◆ What the task asks: Check each line of the material below for "short", then copy the ones that contain it.

[Collected data]
>> begin
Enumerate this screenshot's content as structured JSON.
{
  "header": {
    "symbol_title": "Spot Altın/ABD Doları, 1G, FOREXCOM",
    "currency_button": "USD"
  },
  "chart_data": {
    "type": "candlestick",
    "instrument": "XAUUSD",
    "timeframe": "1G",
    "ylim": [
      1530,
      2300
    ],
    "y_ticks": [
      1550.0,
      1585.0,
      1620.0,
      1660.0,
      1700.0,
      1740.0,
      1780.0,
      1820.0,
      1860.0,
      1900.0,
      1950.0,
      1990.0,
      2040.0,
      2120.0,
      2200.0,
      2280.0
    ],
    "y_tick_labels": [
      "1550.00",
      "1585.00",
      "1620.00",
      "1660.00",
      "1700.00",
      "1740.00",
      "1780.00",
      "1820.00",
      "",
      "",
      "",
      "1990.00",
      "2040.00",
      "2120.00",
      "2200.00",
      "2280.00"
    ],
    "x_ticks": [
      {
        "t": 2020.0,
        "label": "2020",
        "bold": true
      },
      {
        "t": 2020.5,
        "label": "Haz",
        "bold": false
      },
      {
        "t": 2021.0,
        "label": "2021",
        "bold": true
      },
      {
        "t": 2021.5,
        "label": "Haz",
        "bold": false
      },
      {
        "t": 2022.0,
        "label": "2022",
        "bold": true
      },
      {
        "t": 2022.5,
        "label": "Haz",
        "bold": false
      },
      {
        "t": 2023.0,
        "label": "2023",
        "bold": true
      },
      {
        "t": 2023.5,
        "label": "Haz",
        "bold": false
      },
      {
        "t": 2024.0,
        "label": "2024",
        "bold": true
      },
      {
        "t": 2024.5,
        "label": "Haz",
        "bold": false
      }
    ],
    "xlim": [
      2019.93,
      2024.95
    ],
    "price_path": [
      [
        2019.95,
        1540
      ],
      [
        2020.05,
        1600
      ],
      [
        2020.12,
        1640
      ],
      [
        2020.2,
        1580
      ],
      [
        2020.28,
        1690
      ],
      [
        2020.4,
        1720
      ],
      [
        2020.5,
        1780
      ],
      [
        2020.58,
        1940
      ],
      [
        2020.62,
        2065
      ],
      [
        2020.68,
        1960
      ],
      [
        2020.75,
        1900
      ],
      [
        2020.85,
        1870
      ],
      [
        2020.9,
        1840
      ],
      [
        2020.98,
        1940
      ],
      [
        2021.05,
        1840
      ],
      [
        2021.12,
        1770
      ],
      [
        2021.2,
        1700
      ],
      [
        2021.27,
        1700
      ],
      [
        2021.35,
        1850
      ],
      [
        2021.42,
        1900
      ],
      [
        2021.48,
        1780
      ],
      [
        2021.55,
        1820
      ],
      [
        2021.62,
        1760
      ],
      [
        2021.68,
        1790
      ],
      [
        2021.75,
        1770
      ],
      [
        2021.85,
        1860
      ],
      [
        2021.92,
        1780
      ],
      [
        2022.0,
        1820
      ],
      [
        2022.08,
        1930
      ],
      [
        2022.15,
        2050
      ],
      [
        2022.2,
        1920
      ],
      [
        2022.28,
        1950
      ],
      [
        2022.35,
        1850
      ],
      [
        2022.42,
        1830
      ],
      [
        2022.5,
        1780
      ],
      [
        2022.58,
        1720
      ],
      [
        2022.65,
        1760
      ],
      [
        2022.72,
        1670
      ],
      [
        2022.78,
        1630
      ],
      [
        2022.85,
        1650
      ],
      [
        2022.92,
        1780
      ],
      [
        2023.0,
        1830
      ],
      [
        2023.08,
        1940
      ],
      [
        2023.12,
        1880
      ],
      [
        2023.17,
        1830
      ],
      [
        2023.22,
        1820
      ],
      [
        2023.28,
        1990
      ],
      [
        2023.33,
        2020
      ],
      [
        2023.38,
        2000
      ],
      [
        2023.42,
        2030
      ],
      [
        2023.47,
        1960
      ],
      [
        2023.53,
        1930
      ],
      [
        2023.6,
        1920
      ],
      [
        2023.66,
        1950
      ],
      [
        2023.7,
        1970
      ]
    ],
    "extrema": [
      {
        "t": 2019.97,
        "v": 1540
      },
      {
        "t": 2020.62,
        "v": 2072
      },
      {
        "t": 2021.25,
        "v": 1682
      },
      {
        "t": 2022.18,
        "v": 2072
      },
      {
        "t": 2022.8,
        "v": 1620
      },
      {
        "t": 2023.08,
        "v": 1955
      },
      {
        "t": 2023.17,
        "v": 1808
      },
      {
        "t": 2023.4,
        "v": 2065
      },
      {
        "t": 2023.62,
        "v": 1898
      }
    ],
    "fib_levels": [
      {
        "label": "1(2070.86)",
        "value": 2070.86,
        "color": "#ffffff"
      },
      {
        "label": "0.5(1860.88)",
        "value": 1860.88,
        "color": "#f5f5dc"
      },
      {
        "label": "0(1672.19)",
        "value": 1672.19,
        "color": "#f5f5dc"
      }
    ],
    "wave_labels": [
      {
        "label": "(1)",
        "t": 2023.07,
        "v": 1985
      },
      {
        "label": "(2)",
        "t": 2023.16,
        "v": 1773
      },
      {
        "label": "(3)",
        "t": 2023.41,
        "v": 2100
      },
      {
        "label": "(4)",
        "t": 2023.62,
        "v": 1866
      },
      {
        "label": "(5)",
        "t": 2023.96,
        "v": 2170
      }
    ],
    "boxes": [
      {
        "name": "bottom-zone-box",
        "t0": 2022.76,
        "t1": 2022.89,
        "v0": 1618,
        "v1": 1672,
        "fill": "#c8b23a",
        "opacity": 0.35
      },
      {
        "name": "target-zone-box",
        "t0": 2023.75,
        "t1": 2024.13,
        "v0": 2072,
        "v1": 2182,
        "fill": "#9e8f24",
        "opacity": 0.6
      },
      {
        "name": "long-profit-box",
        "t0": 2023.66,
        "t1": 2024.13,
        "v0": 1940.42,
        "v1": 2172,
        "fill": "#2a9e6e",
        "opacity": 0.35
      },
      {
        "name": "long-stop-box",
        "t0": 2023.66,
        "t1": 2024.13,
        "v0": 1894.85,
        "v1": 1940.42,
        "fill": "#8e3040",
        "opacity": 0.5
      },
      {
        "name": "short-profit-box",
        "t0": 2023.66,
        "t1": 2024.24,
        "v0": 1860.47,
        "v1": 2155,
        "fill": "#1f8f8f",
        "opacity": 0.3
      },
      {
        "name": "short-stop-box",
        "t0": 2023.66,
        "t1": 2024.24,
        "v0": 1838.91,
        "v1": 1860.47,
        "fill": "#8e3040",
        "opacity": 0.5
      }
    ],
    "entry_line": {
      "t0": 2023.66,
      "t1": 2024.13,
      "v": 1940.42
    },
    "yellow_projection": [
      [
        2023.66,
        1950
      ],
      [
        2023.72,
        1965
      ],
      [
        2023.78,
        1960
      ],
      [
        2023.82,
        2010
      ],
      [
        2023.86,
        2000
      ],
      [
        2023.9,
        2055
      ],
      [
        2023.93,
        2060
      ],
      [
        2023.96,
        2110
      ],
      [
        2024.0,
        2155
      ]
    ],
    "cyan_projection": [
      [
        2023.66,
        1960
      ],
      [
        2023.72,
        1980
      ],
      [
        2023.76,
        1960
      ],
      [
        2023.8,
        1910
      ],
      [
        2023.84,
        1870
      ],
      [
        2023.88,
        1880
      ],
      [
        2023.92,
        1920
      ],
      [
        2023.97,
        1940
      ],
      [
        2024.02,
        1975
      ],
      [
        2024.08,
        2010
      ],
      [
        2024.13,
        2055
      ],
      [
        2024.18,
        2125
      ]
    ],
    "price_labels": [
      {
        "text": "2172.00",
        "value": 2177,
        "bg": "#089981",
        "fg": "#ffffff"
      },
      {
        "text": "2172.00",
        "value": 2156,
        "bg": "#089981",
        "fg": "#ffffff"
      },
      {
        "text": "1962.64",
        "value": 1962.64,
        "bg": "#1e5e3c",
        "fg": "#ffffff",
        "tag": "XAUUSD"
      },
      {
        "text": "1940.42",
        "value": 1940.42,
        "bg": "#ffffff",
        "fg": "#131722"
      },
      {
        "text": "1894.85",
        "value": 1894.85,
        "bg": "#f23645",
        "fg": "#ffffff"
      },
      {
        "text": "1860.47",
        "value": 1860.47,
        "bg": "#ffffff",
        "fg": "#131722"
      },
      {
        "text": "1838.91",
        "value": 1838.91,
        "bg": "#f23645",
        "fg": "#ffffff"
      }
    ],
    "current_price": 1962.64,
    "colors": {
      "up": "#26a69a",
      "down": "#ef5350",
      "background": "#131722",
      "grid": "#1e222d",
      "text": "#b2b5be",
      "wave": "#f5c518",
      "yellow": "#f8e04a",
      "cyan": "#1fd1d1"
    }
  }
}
>> end
◆ Response for this exercise:
        "name": "short-profit-box",
        "name": "short-stop-box",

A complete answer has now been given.